§ TASK OBJECTIVE
Set out each line from the following listing that includes the word "Vitis".
§ §
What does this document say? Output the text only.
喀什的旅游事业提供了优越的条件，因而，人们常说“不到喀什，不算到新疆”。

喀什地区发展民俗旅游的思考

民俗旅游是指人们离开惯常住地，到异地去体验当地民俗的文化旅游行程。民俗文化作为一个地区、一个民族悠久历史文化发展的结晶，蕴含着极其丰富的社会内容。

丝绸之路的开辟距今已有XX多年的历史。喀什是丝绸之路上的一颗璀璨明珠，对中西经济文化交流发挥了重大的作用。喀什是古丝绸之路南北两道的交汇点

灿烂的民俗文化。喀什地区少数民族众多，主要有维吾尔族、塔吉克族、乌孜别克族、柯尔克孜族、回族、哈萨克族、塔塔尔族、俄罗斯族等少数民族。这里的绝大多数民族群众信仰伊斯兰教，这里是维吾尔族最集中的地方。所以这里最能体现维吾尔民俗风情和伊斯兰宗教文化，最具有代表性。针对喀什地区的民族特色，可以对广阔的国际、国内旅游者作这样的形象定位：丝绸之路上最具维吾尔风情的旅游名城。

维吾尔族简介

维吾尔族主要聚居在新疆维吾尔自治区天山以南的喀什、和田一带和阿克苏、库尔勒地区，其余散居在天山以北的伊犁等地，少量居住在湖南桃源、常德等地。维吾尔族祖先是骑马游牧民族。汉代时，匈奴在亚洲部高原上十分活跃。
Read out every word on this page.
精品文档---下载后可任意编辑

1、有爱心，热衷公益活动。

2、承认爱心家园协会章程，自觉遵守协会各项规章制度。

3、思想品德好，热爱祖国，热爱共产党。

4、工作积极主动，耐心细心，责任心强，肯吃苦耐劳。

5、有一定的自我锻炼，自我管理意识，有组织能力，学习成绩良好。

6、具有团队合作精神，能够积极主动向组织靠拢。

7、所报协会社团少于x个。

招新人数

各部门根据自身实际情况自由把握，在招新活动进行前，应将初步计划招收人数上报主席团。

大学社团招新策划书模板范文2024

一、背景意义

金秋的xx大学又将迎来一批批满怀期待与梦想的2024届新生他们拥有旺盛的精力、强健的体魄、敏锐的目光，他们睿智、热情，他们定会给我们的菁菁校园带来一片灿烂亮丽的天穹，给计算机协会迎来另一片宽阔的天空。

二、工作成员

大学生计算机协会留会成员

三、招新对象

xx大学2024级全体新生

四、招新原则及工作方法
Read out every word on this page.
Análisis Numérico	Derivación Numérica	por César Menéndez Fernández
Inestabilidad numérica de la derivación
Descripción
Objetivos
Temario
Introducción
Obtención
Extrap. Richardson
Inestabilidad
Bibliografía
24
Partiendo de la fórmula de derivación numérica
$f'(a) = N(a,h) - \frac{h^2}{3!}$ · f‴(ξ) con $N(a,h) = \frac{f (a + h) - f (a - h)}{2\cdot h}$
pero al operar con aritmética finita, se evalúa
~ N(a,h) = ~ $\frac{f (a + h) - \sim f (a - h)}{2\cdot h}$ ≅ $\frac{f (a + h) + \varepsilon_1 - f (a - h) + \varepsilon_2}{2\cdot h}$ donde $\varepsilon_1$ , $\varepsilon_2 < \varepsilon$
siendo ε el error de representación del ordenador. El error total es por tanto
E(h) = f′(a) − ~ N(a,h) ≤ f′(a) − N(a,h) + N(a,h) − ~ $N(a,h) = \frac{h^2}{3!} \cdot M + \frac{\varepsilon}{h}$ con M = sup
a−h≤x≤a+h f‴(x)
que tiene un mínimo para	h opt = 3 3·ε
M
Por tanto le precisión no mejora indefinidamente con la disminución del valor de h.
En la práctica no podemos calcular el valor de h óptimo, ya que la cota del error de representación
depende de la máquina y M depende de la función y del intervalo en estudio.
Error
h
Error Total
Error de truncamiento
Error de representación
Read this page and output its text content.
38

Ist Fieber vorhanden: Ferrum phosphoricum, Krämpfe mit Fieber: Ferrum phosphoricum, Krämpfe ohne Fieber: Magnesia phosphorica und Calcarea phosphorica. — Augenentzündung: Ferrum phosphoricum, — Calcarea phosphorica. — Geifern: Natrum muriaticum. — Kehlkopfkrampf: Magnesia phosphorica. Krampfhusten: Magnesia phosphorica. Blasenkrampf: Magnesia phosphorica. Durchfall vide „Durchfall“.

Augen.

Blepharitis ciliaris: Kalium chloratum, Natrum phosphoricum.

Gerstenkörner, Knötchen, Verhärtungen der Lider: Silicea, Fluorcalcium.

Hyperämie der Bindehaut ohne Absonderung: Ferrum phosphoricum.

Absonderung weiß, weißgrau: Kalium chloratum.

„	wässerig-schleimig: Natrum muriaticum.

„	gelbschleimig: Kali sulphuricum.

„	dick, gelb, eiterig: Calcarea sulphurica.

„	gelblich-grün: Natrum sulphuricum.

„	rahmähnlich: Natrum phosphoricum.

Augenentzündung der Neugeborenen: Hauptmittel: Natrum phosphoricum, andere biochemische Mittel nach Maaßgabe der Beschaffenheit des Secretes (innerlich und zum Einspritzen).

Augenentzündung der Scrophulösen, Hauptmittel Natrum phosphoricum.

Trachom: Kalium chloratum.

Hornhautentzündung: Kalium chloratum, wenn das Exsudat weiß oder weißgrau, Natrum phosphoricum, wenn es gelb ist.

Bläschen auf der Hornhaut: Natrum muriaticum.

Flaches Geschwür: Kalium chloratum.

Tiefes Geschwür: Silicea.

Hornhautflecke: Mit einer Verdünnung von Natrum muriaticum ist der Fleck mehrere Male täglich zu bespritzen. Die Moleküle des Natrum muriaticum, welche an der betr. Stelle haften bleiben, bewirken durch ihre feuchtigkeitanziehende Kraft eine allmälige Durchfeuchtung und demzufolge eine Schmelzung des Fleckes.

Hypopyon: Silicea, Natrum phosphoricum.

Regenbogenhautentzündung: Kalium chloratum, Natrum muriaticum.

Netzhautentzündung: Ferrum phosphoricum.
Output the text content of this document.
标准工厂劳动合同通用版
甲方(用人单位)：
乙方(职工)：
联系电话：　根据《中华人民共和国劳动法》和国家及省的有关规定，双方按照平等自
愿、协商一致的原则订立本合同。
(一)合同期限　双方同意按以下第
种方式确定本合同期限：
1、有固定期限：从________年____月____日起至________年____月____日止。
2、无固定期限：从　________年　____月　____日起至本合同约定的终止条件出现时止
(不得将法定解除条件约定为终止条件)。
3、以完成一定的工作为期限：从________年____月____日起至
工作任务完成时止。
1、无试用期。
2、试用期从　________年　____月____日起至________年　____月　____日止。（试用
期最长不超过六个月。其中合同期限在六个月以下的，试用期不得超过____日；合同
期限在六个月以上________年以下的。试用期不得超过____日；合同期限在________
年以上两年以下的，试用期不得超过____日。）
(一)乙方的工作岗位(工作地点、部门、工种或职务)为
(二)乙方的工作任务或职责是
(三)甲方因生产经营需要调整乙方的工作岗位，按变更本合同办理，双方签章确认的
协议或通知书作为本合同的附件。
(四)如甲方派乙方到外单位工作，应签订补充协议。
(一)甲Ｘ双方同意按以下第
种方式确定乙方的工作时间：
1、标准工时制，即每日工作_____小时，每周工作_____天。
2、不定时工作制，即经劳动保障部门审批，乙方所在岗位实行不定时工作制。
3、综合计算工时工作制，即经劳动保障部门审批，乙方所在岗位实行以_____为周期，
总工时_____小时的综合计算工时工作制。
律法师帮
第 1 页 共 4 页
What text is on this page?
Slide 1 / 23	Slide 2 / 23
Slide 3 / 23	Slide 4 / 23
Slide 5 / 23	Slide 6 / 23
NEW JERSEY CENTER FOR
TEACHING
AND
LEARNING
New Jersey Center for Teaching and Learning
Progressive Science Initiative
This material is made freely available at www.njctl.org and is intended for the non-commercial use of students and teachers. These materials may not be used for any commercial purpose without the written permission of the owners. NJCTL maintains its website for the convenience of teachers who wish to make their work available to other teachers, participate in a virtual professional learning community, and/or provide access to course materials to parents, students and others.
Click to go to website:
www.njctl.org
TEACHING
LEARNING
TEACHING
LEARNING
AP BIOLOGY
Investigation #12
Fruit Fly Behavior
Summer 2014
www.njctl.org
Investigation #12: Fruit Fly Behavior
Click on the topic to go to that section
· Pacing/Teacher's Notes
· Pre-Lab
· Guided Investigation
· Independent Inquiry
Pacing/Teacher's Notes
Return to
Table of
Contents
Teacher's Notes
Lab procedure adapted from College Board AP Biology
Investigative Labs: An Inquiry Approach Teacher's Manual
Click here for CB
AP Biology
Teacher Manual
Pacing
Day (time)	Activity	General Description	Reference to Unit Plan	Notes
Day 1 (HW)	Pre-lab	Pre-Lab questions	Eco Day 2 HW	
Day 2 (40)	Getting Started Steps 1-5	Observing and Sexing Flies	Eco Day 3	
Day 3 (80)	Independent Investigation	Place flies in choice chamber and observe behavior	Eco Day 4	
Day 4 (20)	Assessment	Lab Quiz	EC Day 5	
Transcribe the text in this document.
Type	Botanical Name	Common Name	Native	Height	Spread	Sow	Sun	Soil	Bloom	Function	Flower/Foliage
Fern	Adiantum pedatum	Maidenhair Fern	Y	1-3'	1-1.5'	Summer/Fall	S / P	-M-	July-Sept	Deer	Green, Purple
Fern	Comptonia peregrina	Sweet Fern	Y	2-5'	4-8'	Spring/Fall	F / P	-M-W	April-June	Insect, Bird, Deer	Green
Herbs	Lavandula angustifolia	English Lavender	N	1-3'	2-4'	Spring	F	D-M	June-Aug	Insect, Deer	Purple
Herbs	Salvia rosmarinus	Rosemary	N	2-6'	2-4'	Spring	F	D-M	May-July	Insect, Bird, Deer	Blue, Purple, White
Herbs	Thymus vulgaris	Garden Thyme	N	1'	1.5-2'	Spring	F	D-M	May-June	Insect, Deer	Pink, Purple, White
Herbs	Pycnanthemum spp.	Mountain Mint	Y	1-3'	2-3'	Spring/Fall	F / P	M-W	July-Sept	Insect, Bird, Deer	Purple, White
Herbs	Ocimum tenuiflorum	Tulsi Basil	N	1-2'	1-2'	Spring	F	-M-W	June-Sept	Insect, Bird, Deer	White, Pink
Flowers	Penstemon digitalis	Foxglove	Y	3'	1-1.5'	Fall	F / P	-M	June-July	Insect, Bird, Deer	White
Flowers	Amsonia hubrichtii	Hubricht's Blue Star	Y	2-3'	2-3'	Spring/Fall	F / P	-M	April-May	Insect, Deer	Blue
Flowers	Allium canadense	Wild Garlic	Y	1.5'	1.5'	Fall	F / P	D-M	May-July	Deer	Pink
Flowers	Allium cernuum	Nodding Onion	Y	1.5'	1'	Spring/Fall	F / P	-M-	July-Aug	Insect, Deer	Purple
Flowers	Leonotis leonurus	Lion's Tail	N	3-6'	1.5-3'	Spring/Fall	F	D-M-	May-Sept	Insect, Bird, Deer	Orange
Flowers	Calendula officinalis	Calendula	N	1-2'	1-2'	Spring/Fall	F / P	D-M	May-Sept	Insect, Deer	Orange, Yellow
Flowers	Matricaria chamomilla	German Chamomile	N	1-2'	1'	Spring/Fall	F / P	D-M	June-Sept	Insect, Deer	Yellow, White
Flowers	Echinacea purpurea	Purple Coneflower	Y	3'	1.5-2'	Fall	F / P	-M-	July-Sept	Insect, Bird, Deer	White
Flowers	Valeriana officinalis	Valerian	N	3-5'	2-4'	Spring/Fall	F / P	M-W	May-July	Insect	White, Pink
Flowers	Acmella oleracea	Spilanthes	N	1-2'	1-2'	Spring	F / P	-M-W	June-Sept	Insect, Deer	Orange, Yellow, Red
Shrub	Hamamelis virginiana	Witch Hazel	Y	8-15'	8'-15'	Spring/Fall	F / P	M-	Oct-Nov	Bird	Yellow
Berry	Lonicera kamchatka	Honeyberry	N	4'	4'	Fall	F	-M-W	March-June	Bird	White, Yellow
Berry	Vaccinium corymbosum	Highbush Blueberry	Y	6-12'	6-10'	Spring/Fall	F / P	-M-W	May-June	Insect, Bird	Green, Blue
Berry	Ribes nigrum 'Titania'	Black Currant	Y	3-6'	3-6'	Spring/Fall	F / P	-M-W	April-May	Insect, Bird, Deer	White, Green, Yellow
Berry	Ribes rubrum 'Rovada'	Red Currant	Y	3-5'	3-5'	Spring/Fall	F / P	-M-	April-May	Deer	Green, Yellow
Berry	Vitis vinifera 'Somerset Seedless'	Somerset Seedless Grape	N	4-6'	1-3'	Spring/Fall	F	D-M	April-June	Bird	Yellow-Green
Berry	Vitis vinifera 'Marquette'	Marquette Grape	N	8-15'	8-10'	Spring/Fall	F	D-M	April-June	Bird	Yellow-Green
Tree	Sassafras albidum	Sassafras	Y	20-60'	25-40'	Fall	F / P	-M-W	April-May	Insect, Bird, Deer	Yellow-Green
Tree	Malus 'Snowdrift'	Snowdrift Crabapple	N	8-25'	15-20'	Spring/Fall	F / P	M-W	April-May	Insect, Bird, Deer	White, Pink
§ §
§ THE RESULT
Berry	Vitis vinifera 'Somerset Seedless'	Somerset Seedless Grape	N	4-6'	1-3'	Spring/Fall	F	D-M	April-June	Bird	Yellow-Green
Berry	Vitis vinifera 'Marquette'	Marquette Grape	N	8-15'	8-10'	Spring/Fall	F	D-M	April-June	Bird	Yellow-Green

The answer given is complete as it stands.